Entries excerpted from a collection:
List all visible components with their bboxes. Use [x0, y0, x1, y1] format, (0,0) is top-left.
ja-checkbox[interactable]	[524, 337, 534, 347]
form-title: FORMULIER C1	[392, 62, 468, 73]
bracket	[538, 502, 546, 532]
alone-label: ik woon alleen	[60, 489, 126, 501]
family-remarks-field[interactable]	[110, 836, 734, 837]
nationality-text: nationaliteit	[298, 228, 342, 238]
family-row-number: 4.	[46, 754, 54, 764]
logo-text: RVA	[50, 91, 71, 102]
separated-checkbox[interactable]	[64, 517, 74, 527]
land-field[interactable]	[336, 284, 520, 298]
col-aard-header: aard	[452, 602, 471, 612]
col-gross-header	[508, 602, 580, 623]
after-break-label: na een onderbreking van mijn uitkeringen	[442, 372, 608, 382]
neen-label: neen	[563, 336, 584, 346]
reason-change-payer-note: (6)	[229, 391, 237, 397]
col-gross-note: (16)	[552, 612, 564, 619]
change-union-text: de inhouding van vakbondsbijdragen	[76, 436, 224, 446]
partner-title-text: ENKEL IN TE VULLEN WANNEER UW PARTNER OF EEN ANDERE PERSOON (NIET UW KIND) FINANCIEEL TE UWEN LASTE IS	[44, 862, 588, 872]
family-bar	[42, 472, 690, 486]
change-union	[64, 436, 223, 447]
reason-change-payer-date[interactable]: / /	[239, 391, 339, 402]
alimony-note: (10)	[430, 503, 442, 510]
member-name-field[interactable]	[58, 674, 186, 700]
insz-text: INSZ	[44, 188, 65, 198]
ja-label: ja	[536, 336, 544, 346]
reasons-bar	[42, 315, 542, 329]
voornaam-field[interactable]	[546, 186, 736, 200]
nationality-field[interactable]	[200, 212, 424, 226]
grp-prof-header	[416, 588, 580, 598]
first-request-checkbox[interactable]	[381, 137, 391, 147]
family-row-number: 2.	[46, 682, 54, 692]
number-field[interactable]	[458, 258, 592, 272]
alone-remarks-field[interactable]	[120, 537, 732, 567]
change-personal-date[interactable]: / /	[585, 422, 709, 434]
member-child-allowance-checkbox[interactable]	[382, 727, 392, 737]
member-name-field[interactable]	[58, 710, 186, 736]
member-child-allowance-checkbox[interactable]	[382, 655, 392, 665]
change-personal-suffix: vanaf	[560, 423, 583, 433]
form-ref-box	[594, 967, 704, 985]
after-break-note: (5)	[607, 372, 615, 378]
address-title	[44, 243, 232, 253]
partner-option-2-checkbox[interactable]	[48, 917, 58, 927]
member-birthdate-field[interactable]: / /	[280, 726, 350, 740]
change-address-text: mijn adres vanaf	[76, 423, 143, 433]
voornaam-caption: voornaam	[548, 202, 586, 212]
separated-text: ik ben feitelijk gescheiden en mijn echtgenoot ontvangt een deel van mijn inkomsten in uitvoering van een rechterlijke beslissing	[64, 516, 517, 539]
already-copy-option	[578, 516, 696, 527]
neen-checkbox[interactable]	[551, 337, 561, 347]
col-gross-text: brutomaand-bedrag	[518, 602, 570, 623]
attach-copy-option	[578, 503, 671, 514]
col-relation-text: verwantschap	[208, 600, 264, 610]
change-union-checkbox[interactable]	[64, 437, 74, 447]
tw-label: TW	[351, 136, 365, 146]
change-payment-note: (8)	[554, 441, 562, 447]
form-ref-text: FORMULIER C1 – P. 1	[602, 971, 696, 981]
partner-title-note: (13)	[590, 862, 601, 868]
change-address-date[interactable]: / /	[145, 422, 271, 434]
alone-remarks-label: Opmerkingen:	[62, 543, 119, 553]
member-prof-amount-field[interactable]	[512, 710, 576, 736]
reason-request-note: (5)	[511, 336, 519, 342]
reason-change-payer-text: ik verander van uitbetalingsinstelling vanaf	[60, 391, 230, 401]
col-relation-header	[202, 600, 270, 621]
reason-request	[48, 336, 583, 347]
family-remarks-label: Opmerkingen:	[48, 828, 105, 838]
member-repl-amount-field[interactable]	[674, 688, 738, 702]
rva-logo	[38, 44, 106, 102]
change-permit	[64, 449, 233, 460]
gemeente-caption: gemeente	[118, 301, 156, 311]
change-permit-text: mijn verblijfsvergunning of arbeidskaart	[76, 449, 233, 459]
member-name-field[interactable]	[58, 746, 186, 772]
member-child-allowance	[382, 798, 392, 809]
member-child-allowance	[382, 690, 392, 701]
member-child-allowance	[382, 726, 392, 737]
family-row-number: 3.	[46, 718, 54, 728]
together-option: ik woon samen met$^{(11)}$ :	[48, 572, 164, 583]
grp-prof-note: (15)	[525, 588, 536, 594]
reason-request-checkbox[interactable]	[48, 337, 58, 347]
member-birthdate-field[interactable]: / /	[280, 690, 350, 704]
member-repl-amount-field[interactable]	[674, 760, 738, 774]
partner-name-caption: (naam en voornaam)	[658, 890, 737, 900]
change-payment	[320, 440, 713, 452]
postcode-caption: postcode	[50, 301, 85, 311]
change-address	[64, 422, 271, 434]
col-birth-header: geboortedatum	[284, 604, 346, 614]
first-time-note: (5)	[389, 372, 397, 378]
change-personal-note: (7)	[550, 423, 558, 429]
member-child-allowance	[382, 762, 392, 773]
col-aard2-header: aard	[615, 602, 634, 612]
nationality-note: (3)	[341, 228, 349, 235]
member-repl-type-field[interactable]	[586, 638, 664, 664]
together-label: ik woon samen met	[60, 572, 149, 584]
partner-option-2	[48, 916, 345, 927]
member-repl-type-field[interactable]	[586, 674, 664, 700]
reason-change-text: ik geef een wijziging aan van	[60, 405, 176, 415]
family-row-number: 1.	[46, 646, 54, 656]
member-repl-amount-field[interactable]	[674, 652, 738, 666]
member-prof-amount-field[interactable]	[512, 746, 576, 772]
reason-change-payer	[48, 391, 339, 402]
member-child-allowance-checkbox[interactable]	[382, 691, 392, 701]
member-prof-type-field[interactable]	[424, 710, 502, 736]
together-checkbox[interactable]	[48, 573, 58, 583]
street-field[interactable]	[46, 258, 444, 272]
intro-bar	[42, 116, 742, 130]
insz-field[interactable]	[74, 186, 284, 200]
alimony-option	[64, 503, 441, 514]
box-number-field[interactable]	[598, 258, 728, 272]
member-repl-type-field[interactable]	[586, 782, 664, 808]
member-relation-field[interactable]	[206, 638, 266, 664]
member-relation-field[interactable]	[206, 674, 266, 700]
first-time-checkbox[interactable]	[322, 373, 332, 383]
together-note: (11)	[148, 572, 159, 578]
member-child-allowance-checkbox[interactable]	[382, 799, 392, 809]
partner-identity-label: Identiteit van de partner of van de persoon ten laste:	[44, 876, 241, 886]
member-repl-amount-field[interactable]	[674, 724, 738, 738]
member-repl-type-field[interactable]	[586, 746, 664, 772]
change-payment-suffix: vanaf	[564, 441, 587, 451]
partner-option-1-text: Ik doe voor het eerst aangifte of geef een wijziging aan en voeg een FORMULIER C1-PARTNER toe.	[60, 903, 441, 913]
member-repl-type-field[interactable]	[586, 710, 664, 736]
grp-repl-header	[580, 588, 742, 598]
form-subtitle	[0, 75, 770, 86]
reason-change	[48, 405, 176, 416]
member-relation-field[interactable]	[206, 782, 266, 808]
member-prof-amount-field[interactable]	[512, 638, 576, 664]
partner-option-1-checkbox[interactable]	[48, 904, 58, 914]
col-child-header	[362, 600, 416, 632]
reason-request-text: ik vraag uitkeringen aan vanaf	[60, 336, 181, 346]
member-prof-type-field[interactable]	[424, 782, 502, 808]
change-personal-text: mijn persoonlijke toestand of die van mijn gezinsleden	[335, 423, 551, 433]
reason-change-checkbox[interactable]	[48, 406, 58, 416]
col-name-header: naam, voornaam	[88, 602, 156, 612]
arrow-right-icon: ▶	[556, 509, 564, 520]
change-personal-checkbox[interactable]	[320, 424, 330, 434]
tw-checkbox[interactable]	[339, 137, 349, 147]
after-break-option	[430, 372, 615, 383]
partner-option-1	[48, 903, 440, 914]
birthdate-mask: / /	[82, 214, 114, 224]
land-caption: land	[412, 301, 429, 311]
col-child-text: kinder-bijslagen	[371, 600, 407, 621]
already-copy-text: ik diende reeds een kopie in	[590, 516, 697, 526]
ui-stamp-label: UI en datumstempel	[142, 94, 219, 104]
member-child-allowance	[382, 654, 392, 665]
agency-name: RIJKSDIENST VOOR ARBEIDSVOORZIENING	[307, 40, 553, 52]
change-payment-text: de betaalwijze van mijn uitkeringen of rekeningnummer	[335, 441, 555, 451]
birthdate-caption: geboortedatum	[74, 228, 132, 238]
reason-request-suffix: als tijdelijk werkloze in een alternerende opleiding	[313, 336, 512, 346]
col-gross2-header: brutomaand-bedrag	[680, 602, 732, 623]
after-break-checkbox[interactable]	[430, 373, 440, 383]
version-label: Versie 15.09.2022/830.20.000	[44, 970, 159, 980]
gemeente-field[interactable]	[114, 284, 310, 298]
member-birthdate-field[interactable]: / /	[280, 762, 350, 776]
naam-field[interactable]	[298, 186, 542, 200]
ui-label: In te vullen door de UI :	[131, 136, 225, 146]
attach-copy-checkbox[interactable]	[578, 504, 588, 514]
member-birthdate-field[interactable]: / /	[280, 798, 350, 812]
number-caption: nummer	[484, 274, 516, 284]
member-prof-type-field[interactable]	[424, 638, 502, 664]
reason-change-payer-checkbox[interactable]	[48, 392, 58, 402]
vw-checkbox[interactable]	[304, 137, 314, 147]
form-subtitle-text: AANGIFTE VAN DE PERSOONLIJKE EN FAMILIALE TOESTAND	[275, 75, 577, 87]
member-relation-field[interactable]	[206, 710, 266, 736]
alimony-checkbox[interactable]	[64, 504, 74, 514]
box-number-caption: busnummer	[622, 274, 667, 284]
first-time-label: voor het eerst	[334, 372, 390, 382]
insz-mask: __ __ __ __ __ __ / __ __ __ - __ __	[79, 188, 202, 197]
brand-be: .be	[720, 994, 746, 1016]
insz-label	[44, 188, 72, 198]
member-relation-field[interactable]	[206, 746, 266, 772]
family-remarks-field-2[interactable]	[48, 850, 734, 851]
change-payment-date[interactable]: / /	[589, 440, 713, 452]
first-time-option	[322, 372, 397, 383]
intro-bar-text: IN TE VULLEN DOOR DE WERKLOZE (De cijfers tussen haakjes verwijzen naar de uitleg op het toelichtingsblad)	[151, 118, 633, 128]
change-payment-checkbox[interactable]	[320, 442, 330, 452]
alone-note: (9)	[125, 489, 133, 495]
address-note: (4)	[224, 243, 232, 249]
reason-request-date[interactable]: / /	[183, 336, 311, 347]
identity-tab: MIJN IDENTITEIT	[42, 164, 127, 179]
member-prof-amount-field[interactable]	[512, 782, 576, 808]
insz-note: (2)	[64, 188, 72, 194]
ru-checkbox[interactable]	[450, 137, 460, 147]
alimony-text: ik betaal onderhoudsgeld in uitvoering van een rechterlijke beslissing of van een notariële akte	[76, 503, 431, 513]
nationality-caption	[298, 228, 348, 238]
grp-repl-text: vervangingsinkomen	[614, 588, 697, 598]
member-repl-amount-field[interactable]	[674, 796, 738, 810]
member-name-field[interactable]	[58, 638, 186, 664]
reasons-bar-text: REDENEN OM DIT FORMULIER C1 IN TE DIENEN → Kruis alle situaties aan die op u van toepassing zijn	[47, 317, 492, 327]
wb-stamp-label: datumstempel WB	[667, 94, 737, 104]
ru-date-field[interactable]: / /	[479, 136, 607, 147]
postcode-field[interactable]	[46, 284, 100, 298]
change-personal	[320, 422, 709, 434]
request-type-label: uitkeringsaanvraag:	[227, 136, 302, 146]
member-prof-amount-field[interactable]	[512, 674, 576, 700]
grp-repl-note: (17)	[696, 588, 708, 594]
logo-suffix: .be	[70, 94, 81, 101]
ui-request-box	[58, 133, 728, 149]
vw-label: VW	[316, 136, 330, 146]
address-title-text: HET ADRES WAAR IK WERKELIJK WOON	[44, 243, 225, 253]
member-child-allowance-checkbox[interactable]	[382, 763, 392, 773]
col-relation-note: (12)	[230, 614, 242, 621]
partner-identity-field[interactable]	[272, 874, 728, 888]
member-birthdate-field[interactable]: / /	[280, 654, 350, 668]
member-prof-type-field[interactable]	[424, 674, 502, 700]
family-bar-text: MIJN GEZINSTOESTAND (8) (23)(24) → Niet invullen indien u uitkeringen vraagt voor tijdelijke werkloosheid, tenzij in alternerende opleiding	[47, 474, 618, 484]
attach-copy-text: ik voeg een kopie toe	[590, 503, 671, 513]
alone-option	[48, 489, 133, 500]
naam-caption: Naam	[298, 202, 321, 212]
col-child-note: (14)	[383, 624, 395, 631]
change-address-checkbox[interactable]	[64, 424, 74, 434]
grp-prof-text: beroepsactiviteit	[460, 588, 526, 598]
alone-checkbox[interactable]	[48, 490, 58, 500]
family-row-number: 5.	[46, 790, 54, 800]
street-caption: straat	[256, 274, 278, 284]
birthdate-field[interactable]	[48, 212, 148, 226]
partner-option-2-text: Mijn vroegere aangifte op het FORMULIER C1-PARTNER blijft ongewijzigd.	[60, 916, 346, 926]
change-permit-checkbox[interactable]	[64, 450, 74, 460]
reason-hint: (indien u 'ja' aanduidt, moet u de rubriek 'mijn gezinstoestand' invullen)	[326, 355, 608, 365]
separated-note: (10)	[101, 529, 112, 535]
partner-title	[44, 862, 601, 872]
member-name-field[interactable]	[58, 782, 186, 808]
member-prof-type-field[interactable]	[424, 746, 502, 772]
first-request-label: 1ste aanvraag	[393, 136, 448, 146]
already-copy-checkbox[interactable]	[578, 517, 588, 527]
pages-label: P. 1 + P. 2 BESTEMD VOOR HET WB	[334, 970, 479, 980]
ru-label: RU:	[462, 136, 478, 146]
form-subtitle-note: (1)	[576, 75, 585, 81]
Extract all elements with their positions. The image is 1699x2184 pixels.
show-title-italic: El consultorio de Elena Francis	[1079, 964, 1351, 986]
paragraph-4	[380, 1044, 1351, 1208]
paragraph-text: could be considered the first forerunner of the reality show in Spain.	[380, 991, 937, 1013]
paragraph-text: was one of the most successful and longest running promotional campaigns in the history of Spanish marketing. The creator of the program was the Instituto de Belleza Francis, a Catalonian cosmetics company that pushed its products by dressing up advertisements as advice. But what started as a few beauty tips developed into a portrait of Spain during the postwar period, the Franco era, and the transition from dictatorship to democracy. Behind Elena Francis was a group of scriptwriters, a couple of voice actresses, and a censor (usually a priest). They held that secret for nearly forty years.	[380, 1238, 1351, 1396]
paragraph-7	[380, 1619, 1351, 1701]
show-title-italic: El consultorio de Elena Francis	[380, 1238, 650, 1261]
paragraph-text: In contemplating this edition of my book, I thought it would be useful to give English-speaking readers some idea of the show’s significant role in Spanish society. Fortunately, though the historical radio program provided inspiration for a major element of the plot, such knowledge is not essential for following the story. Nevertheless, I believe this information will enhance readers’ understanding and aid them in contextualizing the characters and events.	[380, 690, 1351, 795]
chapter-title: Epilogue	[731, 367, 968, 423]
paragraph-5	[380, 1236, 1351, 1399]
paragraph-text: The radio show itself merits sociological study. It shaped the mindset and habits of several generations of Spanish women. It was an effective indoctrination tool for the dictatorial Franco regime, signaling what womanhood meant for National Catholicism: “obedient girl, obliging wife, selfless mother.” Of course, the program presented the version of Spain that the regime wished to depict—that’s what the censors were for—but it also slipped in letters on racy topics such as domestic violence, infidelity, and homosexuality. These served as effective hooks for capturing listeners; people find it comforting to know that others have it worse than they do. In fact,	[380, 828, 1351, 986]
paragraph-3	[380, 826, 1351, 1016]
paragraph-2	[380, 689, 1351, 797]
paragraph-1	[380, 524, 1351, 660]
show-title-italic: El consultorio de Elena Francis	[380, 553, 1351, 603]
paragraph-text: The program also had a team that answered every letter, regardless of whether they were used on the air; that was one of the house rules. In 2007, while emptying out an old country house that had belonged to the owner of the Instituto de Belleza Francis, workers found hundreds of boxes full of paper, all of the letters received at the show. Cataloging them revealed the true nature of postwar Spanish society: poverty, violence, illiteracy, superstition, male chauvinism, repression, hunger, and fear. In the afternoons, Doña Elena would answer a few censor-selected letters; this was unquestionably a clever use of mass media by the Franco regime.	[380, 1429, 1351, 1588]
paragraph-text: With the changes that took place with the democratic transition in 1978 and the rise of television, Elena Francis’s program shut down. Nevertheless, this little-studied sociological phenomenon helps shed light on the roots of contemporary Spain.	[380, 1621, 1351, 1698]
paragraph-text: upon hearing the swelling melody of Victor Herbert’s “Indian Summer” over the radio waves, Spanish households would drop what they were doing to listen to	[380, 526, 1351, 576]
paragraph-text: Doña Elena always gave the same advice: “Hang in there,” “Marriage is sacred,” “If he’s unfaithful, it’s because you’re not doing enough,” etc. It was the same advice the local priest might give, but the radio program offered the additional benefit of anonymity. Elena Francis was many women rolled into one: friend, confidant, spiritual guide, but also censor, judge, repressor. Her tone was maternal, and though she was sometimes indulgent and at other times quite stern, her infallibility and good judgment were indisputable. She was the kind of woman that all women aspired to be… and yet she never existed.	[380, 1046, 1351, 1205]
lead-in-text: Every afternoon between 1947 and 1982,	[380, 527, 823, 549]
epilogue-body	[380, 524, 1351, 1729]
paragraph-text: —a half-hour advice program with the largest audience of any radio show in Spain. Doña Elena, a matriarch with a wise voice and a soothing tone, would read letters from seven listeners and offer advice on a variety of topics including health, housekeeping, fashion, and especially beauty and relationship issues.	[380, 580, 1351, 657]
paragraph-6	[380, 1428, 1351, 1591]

* [Given instruction]: Present the entries as a Markdown table with the columns "Row" and "Line", starting at the first line of the entries and ending at the line that contains "967, 704, 985]". Number each line in the Row column, and omit any blank lines.

* [Written solution]:
| Row | Line |
|---|---|
| 1 | List all visible components with their bboxes. Use [x0, y0, x1, y1] format, (0,0) is top-left. |
| 2 | ja-checkbox[interactable]	[524, 337, 534, 347] |
| 3 | form-title: FORMULIER C1	[392, 62, 468, 73] |
| 4 | bracket	[538, 502, 546, 532] |
| 5 | alone-label: ik woon alleen	[60, 489, 126, 501] |
| 6 | family-remarks-field[interactable]	[110, 836, 734, 837] |
| 7 | nationality-text: nationaliteit	[298, 228, 342, 238] |
| 8 | family-row-number: 4.	[46, 754, 54, 764] |
| 9 | logo-text: RVA	[50, 91, 71, 102] |
| 10 | separated-checkbox[interactable]	[64, 517, 74, 527] |
| 11 | land-field[interactable]	[336, 284, 520, 298] |
| 12 | col-aard-header: aard	[452, 602, 471, 612] |
| 13 | col-gross-header	[508, 602, 580, 623] |
| 14 | after-break-label: na een onderbreking van mijn uitkeringen	[442, 372, 608, 382] |
| 15 | neen-label: neen	[563, 336, 584, 346] |
| 16 | reason-change-payer-note: (6)	[229, 391, 237, 397] |
| 17 | col-gross-note: (16)	[552, 612, 564, 619] |
| 18 | change-union-text: de inhouding van vakbondsbijdragen	[76, 436, 224, 446] |
| 19 | partner-title-text: ENKEL IN TE VULLEN WANNEER UW PARTNER OF EEN ANDERE PERSOON (NIET UW KIND) FINANCIEEL TE UWEN LASTE IS	[44, 862, 588, 872] |
| 20 | family-bar	[42, 472, 690, 486] |
| 21 | change-union	[64, 436, 223, 447] |
| 22 | reason-change-payer-date[interactable]: / /	[239, 391, 339, 402] |
| 23 | alimony-note: (10)	[430, 503, 442, 510] |
| 24 | member-name-field[interactable]	[58, 674, 186, 700] |
| 25 | insz-text: INSZ	[44, 188, 65, 198] |
| 26 | ja-label: ja	[536, 336, 544, 346] |
| 27 | reasons-bar	[42, 315, 542, 329] |
| 28 | voornaam-field[interactable]	[546, 186, 736, 200] |
| 29 | nationality-field[interactable]	[200, 212, 424, 226] |
| 30 | grp-prof-header	[416, 588, 580, 598] |
| 31 | first-request-checkbox[interactable]	[381, 137, 391, 147] |
| 32 | family-row-number: 2.	[46, 682, 54, 692] |
| 33 | number-field[interactable]	[458, 258, 592, 272] |
| 34 | alone-remarks-field[interactable]	[120, 537, 732, 567] |
| 35 | change-personal-date[interactable]: / /	[585, 422, 709, 434] |
| 36 | member-child-allowance-checkbox[interactable]	[382, 727, 392, 737] |
| 37 | member-name-field[interactable]	[58, 710, 186, 736] |
| 38 | member-child-allowance-checkbox[interactable]	[382, 655, 392, 665] |
| 39 | change-personal-suffix: vanaf	[560, 423, 583, 433] |
| 40 | form-ref-box	[594, 967, 704, 985] |